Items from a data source
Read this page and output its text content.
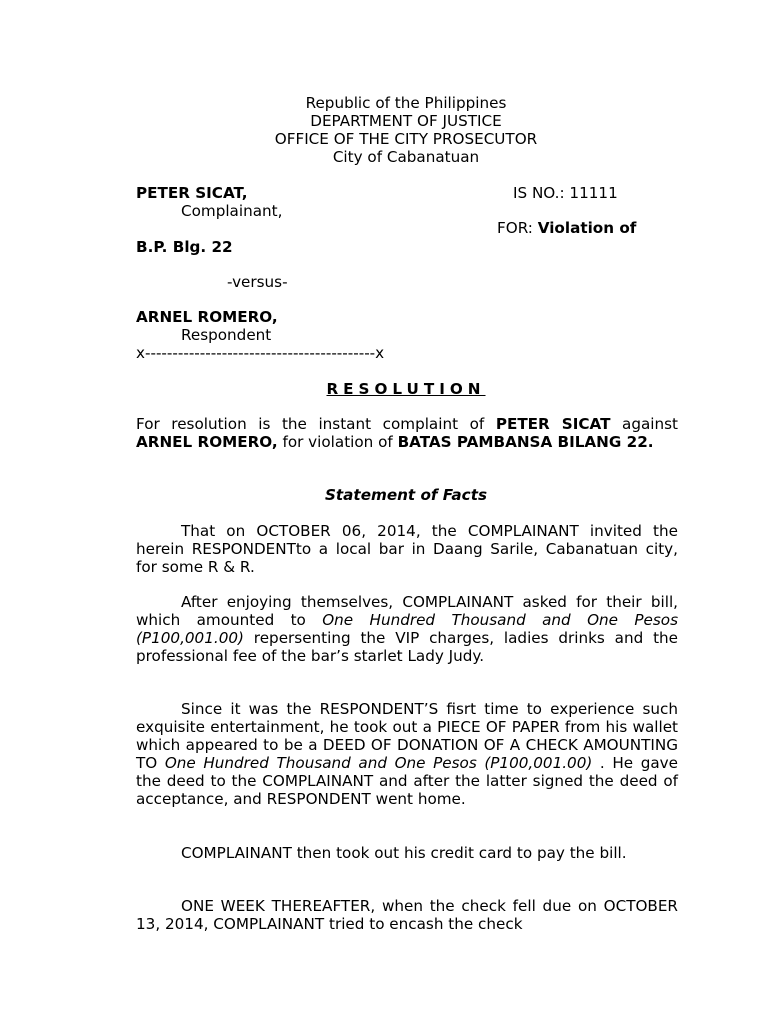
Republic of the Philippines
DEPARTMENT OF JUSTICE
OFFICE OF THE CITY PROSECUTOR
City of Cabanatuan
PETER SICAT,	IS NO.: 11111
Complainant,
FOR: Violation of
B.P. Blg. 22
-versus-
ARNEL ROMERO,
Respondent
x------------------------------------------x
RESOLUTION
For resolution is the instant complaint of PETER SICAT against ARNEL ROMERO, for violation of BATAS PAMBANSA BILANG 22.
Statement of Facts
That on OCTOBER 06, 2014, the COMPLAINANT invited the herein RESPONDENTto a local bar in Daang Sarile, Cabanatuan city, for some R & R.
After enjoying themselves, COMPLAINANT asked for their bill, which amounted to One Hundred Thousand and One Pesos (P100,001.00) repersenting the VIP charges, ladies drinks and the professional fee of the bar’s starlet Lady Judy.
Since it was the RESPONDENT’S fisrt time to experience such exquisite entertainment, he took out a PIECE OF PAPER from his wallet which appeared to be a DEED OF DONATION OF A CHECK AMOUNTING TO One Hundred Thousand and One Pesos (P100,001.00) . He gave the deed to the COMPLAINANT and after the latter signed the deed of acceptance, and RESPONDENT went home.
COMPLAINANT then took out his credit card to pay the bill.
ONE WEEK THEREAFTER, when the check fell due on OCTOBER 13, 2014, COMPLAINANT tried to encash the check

---

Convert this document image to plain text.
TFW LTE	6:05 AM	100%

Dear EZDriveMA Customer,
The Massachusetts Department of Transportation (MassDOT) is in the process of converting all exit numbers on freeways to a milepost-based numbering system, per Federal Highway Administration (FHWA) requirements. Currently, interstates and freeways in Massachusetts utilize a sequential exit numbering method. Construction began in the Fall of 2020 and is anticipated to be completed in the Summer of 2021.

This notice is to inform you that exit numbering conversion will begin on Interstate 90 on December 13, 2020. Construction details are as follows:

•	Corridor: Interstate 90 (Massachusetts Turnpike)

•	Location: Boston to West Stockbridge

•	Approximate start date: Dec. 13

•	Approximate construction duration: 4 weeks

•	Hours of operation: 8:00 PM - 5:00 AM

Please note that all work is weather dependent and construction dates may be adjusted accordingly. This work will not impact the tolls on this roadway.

---

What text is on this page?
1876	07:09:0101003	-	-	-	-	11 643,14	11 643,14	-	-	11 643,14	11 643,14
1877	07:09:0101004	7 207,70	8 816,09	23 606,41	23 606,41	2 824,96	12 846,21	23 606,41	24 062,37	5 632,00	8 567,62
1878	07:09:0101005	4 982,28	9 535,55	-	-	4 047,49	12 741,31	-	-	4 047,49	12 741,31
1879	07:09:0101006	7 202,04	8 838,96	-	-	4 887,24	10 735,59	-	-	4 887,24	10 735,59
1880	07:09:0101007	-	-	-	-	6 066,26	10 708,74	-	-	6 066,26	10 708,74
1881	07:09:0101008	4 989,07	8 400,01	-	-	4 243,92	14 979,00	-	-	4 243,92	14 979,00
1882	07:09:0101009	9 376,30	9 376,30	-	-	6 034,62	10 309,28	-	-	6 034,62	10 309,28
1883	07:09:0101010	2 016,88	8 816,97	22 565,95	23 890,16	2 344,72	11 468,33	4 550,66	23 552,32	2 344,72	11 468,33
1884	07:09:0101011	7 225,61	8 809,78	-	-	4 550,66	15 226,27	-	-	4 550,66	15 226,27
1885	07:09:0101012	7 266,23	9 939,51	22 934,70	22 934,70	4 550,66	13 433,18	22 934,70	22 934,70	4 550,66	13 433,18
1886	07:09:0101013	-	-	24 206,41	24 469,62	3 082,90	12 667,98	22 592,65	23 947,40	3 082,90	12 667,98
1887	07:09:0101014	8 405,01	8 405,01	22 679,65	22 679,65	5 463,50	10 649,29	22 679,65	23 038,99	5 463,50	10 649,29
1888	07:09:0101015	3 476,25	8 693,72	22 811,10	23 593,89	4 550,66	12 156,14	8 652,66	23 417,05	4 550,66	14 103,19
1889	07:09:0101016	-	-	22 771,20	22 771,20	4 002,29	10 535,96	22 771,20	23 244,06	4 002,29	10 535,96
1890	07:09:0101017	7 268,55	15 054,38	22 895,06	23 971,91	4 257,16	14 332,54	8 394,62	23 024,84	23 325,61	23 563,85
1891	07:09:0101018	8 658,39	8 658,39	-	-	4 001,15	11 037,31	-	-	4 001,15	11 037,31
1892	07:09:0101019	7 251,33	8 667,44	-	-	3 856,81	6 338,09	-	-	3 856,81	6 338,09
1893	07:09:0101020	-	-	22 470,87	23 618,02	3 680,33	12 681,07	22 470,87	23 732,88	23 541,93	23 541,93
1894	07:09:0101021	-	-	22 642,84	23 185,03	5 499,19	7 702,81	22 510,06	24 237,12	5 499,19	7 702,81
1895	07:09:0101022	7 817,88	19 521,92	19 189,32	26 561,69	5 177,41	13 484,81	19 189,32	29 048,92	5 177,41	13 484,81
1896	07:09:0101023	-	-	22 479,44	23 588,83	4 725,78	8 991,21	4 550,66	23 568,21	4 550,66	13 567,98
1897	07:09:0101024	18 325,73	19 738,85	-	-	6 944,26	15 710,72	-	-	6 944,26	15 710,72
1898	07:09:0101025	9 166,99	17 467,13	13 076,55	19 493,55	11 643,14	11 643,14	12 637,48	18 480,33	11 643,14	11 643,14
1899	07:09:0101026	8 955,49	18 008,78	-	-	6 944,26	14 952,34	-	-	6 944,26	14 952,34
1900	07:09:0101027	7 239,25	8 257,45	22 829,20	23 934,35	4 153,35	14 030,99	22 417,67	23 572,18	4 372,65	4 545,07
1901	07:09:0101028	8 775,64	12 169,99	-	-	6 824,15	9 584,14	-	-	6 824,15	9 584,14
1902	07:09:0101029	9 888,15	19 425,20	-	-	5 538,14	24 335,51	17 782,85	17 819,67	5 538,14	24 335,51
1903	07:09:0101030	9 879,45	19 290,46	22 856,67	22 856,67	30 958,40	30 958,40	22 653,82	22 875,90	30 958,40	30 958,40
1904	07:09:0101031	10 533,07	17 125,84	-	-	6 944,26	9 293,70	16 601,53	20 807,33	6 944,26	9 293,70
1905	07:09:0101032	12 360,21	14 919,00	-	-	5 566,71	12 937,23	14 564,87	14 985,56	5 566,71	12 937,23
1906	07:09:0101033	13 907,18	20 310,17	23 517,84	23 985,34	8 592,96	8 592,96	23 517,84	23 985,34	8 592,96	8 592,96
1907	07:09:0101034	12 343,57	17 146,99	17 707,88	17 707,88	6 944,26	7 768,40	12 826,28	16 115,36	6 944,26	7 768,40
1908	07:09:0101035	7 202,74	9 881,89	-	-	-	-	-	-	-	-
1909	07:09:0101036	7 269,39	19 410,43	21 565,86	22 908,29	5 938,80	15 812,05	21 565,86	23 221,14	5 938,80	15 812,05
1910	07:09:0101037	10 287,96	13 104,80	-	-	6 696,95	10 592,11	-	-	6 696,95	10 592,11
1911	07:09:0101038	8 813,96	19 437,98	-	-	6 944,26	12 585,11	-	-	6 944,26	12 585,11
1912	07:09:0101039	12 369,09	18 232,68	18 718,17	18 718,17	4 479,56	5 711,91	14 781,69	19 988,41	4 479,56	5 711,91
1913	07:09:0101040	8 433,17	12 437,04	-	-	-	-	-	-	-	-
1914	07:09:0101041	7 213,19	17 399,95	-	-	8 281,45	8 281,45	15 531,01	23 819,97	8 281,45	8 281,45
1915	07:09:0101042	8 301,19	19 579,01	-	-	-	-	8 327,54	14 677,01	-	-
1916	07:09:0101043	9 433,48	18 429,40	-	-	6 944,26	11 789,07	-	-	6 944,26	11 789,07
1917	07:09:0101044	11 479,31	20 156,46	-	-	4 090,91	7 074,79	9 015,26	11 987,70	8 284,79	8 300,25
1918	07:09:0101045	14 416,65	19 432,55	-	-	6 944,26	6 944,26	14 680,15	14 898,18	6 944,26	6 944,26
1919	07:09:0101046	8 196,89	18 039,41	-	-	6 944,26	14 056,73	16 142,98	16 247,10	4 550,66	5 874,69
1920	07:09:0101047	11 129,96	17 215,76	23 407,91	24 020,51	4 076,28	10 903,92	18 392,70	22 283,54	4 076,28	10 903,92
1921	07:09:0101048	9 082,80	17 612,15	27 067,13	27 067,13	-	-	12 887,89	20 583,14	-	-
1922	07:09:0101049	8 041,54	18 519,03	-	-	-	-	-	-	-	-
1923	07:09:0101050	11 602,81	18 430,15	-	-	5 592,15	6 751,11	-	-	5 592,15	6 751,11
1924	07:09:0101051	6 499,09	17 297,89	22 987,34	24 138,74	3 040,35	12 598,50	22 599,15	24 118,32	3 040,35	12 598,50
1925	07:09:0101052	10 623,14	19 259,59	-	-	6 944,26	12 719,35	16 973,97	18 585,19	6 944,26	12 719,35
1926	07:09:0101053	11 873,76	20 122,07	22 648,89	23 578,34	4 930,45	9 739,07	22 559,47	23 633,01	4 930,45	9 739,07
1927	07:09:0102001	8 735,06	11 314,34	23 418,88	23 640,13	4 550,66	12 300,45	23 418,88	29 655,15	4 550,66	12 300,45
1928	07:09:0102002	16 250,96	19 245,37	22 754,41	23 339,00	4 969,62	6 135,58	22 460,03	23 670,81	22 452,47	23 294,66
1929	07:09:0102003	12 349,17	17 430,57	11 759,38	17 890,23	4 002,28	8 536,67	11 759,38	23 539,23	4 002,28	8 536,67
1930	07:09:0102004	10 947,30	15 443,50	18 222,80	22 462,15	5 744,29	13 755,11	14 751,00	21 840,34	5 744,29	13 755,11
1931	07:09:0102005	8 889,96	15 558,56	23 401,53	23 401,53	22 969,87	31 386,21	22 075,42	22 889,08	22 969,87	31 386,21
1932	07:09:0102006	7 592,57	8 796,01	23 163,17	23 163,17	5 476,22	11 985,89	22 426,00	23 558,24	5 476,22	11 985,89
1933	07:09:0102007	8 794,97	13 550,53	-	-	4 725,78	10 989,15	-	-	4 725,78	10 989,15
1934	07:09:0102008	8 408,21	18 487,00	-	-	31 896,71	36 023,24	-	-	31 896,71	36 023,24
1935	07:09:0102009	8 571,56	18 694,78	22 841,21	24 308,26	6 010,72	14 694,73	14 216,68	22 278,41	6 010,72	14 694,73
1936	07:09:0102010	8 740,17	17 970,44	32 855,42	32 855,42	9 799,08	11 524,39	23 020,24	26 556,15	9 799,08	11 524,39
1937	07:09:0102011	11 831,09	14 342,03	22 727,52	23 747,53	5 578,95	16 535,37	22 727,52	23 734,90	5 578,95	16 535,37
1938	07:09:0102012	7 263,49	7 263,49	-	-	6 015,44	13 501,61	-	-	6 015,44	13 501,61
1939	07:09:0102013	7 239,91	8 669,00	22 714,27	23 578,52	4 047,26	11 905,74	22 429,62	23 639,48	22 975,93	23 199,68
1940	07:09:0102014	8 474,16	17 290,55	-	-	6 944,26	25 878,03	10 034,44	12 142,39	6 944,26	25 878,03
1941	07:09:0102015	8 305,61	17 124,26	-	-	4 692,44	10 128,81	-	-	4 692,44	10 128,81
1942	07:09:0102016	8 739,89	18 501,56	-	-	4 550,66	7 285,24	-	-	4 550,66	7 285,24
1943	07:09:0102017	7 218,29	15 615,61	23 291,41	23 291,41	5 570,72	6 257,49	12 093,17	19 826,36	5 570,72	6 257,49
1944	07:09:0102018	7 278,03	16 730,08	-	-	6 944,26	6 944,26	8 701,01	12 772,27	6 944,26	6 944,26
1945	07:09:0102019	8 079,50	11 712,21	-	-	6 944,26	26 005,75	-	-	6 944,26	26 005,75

- Exercise -
Scan the data above; copy every line where "OCTOBER" appears.

- Complete answer -
That on OCTOBER 06, 2014, the COMPLAINANT invited the herein RESPONDENTto a local bar in Daang Sarile, Cabanatuan city, for some R & R.
ONE WEEK THEREAFTER, when the check fell due on OCTOBER 13, 2014, COMPLAINANT tried to encash the check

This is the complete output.